Write out the complete material exactly as it stands.

________

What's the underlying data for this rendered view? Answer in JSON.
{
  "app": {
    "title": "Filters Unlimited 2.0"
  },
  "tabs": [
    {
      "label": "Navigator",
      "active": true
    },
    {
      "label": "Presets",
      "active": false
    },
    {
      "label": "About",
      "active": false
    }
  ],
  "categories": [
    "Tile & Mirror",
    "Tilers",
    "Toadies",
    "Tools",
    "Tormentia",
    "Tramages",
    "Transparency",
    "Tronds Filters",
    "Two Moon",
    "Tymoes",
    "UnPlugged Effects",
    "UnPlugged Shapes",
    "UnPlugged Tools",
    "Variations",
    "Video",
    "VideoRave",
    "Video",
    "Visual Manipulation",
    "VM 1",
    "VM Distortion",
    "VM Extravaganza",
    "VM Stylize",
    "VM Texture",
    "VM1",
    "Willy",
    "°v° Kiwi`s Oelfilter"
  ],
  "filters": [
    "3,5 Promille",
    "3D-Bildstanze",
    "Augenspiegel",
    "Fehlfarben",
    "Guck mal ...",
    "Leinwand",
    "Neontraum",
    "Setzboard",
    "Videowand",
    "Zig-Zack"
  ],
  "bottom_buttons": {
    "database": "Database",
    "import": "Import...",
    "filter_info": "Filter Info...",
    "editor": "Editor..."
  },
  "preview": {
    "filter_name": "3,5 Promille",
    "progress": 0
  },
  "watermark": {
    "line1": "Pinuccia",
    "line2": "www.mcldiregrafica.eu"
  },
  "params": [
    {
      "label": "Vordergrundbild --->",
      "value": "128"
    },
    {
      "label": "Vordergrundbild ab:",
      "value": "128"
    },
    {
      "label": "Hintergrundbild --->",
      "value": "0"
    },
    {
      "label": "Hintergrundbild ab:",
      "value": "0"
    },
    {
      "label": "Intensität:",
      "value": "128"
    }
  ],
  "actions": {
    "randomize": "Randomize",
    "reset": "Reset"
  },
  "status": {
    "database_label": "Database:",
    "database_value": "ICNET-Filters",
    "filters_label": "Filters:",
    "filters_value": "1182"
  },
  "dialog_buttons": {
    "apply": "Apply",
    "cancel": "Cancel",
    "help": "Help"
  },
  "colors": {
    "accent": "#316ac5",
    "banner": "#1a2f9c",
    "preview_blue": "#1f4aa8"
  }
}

________

§ **Result for this exercise**
What's the underlying data for this rendered view? Answer in JSON.
{
  "app": {
    "title": "Filters Unlimited 2.0"
  },
  "tabs": [
    {
      "label": "Navigator",
      "active": true
    },
    {
      "label": "Presets",
      "active": false
    },
    {
      "label": "About",
      "active": false
    }
  ],
  "categories": [
    "Tile & Mirror",
    "Tilers",
    "Toadies",
    "Tools",
    "Tormentia",
    "Tramages",
    "Transparency",
    "Tronds Filters",
    "Two Moon",
    "Tymoes",
    "UnPlugged Effects",
    "UnPlugged Shapes",
    "UnPlugged Tools",
    "Variations",
    "Video",
    "VideoRave",
    "Video",
    "Visual Manipulation",
    "VM 1",
    "VM Distortion",
    "VM Extravaganza",
    "VM Stylize",
    "VM Texture",
    "VM1",
    "Willy",
    "°v° Kiwi`s Oelfilter"
  ],
  "filters": [
    "3,5 Promille",
    "3D-Bildstanze",
    "Augenspiegel",
    "Fehlfarben",
    "Guck mal ...",
    "Leinwand",
    "Neontraum",
    "Setzboard",
    "Videowand",
    "Zig-Zack"
  ],
  "bottom_buttons": {
    "database": "Database",
    "import": "Import...",
    "filter_info": "Filter Info...",
    "editor": "Editor..."
  },
  "preview": {
    "filter_name": "3,5 Promille",
    "progress": 0
  },
  "watermark": {
    "line1": "Pinuccia",
    "line2": "www.mcldiregrafica.eu"
  },
  "params": [
    {
      "label": "Vordergrundbild --->",
      "value": "128"
    },
    {
      "label": "Vordergrundbild ab:",
      "value": "128"
    },
    {
      "label": "Hintergrundbild --->",
      "value": "0"
    },
    {
      "label": "Hintergrundbild ab:",
      "value": "0"
    },
    {
      "label": "Intensität:",
      "value": "128"
    }
  ],
  "actions": {
    "randomize": "Randomize",
    "reset": "Reset"
  },
  "status": {
    "database_label": "Database:",
    "database_value": "ICNET-Filters",
    "filters_label": "Filters:",
    "filters_value": "1182"
  },
  "dialog_buttons": {
    "apply": "Apply",
    "cancel": "Cancel",
    "help": "Help"
  },
  "colors": {
    "accent": "#316ac5",
    "banner": "#1a2f9c",
    "preview_blue": "#1f4aa8"
  }
}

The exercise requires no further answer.